[Data items]
#####
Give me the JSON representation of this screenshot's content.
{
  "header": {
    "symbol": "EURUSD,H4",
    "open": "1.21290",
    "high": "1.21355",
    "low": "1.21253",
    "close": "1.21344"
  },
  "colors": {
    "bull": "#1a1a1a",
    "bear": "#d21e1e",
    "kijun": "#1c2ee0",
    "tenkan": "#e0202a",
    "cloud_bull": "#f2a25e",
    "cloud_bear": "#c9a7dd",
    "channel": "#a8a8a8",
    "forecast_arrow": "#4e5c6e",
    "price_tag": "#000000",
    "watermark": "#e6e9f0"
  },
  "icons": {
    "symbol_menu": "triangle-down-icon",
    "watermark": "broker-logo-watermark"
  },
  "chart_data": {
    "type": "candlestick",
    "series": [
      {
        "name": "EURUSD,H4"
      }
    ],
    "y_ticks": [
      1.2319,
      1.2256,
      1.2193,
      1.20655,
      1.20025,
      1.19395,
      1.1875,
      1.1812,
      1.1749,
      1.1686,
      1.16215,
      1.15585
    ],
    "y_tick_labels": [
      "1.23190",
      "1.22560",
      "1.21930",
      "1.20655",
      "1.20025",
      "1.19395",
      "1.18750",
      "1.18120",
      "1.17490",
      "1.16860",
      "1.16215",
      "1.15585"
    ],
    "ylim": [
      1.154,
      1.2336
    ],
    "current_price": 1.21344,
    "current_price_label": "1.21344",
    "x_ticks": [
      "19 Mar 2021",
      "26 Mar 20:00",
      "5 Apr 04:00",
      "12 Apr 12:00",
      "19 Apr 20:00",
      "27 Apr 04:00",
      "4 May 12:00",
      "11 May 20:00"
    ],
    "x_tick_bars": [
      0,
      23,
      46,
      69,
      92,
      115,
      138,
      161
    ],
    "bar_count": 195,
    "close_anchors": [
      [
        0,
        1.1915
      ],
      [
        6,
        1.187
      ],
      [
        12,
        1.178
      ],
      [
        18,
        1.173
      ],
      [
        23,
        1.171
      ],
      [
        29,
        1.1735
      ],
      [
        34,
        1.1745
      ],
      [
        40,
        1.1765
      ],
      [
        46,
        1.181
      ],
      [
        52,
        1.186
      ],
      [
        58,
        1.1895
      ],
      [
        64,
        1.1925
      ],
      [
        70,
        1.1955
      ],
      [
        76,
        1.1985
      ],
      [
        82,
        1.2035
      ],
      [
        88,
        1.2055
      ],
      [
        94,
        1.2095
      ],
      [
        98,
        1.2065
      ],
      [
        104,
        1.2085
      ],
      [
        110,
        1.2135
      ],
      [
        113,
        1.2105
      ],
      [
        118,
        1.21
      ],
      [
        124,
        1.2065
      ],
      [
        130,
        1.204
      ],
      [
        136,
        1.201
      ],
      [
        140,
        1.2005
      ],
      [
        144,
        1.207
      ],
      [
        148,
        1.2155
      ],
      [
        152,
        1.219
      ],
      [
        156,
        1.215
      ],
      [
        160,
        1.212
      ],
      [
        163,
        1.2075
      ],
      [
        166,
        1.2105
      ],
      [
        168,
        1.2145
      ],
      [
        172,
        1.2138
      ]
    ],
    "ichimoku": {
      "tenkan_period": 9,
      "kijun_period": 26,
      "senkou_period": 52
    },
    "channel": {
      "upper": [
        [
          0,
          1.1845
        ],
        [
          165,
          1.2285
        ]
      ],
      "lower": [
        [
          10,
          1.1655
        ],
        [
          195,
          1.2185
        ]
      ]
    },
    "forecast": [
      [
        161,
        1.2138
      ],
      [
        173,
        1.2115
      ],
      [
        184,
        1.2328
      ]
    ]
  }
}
#####
Set task: Give all of the entries again, word for word.

Final answer:
Give me the JSON representation of this screenshot's content.
{
  "header": {
    "symbol": "EURUSD,H4",
    "open": "1.21290",
    "high": "1.21355",
    "low": "1.21253",
    "close": "1.21344"
  },
  "colors": {
    "bull": "#1a1a1a",
    "bear": "#d21e1e",
    "kijun": "#1c2ee0",
    "tenkan": "#e0202a",
    "cloud_bull": "#f2a25e",
    "cloud_bear": "#c9a7dd",
    "channel": "#a8a8a8",
    "forecast_arrow": "#4e5c6e",
    "price_tag": "#000000",
    "watermark": "#e6e9f0"
  },
  "icons": {
    "symbol_menu": "triangle-down-icon",
    "watermark": "broker-logo-watermark"
  },
  "chart_data": {
    "type": "candlestick",
    "series": [
      {
        "name": "EURUSD,H4"
      }
    ],
    "y_ticks": [
      1.2319,
      1.2256,
      1.2193,
      1.20655,
      1.20025,
      1.19395,
      1.1875,
      1.1812,
      1.1749,
      1.1686,
      1.16215,
      1.15585
    ],
    "y_tick_labels": [
      "1.23190",
      "1.22560",
      "1.21930",
      "1.20655",
      "1.20025",
      "1.19395",
      "1.18750",
      "1.18120",
      "1.17490",
      "1.16860",
      "1.16215",
      "1.15585"
    ],
    "ylim": [
      1.154,
      1.2336
    ],
    "current_price": 1.21344,
    "current_price_label": "1.21344",
    "x_ticks": [
      "19 Mar 2021",
      "26 Mar 20:00",
      "5 Apr 04:00",
      "12 Apr 12:00",
      "19 Apr 20:00",
      "27 Apr 04:00",
      "4 May 12:00",
      "11 May 20:00"
    ],
    "x_tick_bars": [
      0,
      23,
      46,
      69,
      92,
      115,
      138,
      161
    ],
    "bar_count": 195,
    "close_anchors": [
      [
        0,
        1.1915
      ],
      [
        6,
        1.187
      ],
      [
        12,
        1.178
      ],
      [
        18,
        1.173
      ],
      [
        23,
        1.171
      ],
      [
        29,
        1.1735
      ],
      [
        34,
        1.1745
      ],
      [
        40,
        1.1765
      ],
      [
        46,
        1.181
      ],
      [
        52,
        1.186
      ],
      [
        58,
        1.1895
      ],
      [
        64,
        1.1925
      ],
      [
        70,
        1.1955
      ],
      [
        76,
        1.1985
      ],
      [
        82,
        1.2035
      ],
      [
        88,
        1.2055
      ],
      [
        94,
        1.2095
      ],
      [
        98,
        1.2065
      ],
      [
        104,
        1.2085
      ],
      [
        110,
        1.2135
      ],
      [
        113,
        1.2105
      ],
      [
        118,
        1.21
      ],
      [
        124,
        1.2065
      ],
      [
        130,
        1.204
      ],
      [
        136,
        1.201
      ],
      [
        140,
        1.2005
      ],
      [
        144,
        1.207
      ],
      [
        148,
        1.2155
      ],
      [
        152,
        1.219
      ],
      [
        156,
        1.215
      ],
      [
        160,
        1.212
      ],
      [
        163,
        1.2075
      ],
      [
        166,
        1.2105
      ],
      [
        168,
        1.2145
      ],
      [
        172,
        1.2138
      ]
    ],
    "ichimoku": {
      "tenkan_period": 9,
      "kijun_period": 26,
      "senkou_period": 52
    },
    "channel": {
      "upper": [
        [
          0,
          1.1845
        ],
        [
          165,
          1.2285
        ]
      ],
      "lower": [
        [
          10,
          1.1655
        ],
        [
          195,
          1.2185
        ]
      ]
    },
    "forecast": [
      [
        161,
        1.2138
      ],
      [
        173,
        1.2115
      ],
      [
        184,
        1.2328
      ]
    ]
  }
}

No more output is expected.